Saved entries
>>>
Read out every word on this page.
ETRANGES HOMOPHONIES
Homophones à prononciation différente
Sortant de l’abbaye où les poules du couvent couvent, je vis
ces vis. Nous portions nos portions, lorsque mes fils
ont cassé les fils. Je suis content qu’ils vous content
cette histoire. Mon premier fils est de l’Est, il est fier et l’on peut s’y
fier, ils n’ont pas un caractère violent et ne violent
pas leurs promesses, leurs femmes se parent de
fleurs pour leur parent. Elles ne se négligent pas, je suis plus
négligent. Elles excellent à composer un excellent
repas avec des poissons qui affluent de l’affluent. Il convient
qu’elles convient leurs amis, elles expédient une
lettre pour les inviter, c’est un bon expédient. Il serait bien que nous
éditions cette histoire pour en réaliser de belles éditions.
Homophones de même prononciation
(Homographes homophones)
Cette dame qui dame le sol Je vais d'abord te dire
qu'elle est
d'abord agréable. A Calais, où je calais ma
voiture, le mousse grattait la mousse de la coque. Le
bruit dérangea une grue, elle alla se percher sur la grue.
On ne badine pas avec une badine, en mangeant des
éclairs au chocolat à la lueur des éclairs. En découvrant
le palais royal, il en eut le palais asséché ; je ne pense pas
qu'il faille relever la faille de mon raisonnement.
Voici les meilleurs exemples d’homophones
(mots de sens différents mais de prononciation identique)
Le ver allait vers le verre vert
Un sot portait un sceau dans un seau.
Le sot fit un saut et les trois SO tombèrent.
<<<
>>>
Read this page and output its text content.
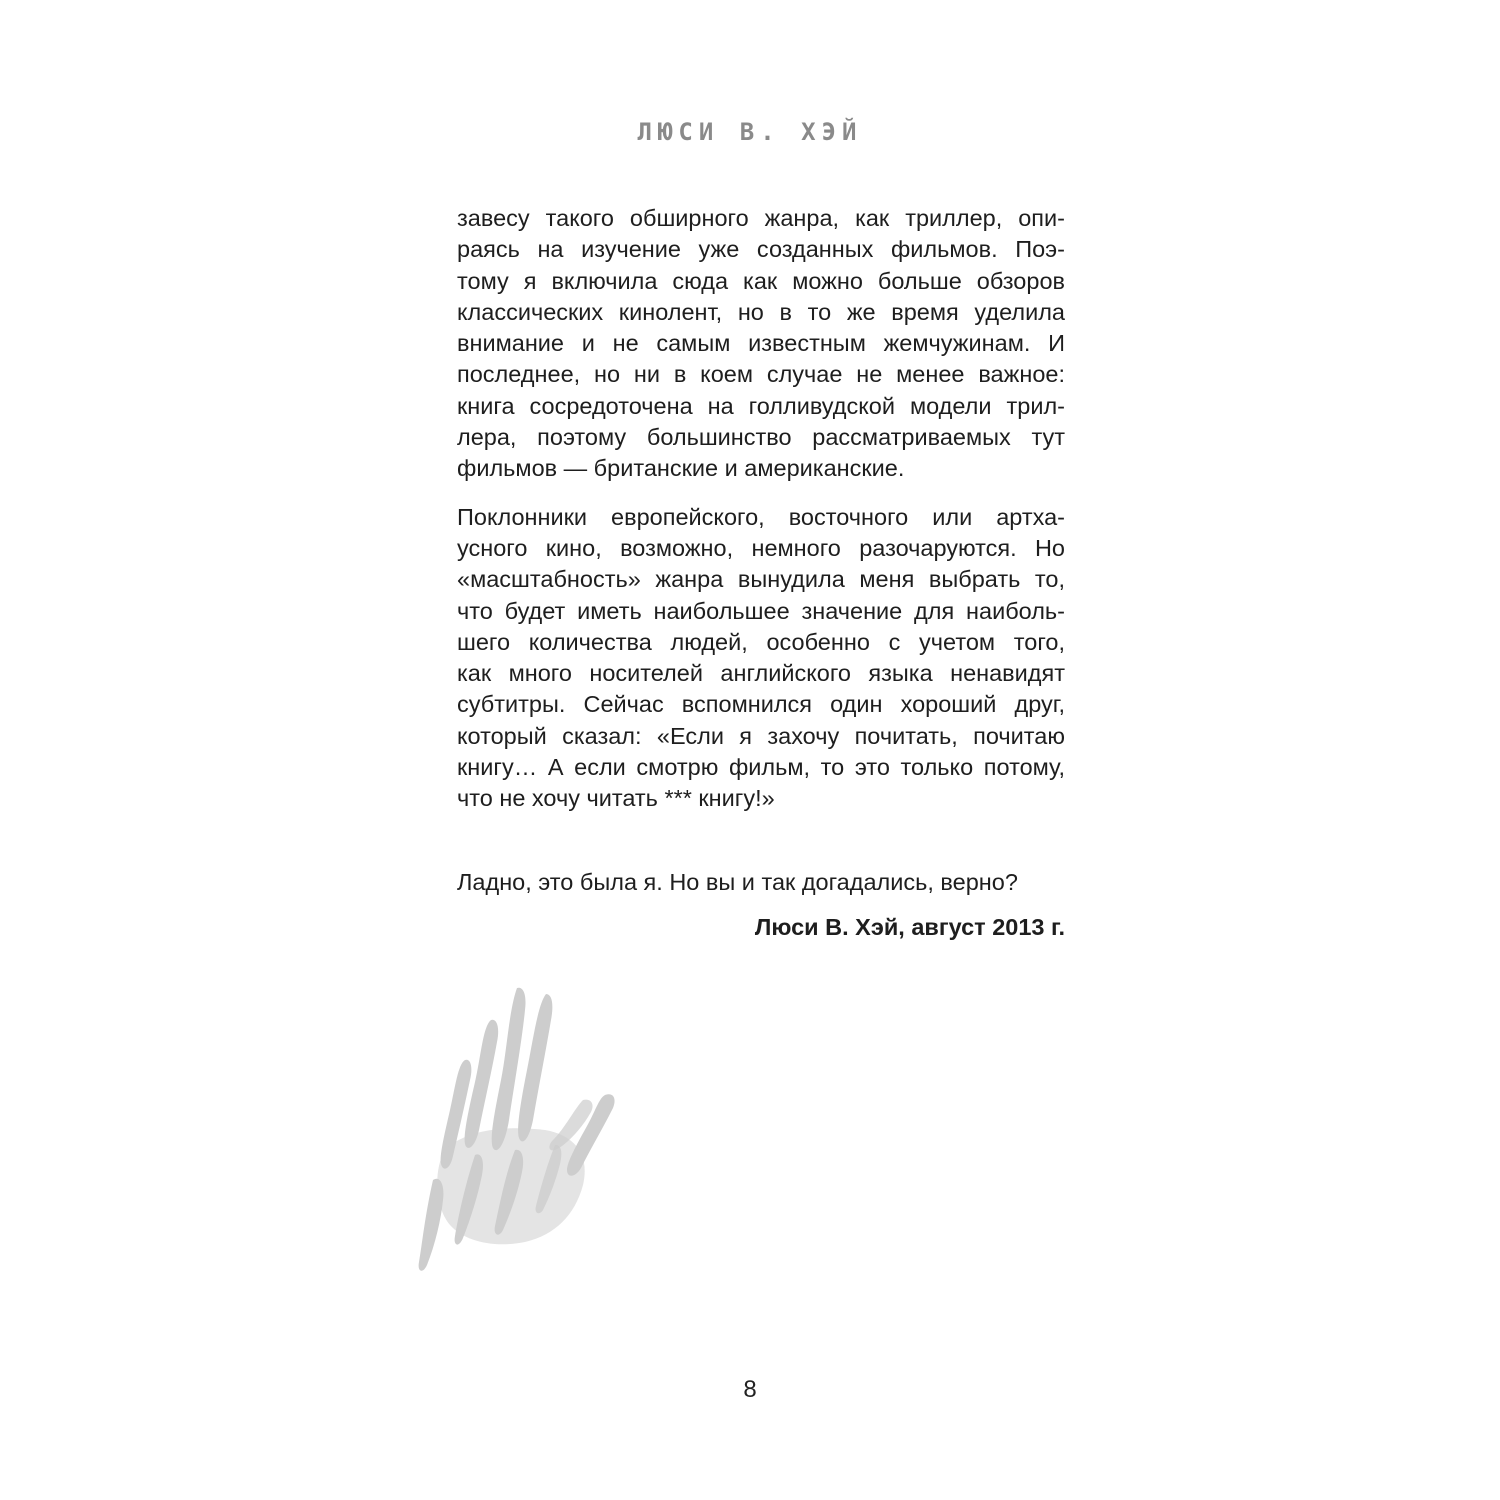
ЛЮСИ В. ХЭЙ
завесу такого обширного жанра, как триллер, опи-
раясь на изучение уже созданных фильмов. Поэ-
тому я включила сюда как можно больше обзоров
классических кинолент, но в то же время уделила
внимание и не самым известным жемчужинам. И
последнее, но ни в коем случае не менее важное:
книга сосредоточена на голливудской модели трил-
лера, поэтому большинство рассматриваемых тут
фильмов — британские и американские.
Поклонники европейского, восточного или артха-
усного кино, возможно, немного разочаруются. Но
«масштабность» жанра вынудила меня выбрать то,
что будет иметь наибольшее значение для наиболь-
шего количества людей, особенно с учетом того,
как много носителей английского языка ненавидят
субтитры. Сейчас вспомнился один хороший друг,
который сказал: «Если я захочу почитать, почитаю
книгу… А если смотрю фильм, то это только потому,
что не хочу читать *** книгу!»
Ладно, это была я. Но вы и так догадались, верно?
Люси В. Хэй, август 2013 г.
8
<<<
What the task asks: Search the lines above for the string "abord" and copy each line that has it.

Answer for the task:
Cette dame qui dame le sol Je vais d'abord te dire
d'abord agréable. A Calais, où je calais ma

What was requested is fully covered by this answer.